(Some records)

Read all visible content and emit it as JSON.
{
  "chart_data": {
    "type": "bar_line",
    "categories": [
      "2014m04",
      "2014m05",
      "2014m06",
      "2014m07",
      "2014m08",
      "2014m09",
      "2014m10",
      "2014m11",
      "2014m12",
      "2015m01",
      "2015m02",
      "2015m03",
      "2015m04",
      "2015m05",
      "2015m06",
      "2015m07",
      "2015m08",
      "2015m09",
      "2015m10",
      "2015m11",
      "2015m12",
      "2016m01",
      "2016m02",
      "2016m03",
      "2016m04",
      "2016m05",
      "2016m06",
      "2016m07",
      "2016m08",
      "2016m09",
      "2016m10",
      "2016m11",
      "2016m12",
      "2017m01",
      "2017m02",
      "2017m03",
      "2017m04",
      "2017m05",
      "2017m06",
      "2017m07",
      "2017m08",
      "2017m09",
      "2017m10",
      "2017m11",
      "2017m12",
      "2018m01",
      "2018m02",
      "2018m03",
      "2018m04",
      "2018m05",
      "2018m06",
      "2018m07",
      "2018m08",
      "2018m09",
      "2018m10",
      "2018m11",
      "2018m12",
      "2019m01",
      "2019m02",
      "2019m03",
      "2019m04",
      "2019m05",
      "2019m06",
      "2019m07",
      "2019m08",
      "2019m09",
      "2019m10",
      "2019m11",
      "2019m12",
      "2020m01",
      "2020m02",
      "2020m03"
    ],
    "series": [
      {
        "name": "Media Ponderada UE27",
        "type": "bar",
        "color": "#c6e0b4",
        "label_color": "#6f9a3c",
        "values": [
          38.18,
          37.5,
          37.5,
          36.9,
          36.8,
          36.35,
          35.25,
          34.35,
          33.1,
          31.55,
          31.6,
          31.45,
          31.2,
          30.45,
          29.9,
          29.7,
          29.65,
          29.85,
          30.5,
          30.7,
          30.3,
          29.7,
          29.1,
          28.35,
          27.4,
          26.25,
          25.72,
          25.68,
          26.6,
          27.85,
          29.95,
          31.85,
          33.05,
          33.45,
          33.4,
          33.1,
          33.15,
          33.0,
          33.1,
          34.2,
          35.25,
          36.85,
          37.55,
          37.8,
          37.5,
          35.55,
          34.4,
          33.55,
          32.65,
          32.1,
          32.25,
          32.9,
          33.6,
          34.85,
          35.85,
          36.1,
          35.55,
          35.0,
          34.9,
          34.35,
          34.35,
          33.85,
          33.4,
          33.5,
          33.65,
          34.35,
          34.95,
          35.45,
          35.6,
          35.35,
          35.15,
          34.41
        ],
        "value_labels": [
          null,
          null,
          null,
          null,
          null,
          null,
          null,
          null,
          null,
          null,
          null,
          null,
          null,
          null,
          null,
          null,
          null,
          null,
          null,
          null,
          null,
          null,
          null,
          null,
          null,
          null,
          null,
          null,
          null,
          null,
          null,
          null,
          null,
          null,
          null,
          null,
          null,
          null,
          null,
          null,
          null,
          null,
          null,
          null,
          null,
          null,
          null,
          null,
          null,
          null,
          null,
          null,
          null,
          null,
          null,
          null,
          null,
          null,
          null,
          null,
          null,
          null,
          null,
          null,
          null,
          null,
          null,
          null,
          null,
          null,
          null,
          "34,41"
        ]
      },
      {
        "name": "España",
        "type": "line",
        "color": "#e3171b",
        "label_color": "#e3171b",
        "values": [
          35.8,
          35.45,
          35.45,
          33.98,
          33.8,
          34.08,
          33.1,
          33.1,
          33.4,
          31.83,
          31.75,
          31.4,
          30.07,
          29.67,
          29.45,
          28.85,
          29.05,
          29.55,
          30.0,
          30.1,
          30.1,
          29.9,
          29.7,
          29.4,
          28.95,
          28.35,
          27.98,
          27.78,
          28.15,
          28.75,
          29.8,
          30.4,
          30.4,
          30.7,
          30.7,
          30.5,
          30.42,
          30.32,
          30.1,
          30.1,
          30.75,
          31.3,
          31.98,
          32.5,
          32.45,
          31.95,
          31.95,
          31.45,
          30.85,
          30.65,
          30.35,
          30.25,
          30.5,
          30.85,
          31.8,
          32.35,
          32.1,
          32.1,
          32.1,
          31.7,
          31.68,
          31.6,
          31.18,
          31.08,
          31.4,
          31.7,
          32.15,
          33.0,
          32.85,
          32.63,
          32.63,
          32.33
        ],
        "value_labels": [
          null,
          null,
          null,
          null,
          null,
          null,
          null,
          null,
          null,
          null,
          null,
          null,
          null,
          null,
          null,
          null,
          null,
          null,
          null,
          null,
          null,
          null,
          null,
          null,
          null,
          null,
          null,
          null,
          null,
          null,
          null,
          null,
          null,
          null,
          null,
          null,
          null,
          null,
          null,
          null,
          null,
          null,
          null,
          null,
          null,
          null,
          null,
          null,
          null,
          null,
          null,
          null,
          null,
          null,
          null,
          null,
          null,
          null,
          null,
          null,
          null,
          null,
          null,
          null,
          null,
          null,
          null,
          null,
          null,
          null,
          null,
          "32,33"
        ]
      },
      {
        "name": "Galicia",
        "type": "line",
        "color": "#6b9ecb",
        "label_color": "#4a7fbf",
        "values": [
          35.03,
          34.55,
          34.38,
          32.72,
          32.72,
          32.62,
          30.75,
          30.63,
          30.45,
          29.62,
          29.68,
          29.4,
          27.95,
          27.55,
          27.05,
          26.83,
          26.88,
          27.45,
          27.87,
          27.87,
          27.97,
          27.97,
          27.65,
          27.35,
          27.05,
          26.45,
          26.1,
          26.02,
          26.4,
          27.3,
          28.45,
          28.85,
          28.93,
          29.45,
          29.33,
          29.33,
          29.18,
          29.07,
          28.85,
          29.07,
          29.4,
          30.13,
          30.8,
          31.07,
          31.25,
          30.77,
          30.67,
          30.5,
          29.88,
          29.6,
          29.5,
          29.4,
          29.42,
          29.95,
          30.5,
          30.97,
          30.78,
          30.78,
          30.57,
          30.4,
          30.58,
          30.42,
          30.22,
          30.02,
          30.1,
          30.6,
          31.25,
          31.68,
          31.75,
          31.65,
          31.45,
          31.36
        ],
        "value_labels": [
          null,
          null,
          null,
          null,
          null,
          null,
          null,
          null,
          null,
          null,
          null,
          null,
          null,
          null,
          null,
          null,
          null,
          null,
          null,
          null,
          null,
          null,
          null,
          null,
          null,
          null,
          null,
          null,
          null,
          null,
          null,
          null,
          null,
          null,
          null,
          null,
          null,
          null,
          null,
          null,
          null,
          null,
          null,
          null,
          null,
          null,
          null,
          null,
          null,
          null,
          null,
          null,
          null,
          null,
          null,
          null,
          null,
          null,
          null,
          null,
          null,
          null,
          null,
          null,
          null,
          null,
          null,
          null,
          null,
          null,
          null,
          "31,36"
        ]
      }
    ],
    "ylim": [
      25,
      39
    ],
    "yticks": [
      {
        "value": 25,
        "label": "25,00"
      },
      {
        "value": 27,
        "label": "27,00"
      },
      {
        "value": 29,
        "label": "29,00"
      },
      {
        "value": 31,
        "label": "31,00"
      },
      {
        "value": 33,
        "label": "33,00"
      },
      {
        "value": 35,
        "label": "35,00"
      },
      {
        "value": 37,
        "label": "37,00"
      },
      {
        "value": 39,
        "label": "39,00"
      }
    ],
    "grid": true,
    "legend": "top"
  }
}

→ **Given problem**
Say how many lines of the data hold the string "name". Reply with the number alone.

→ **Solution to the problem**
3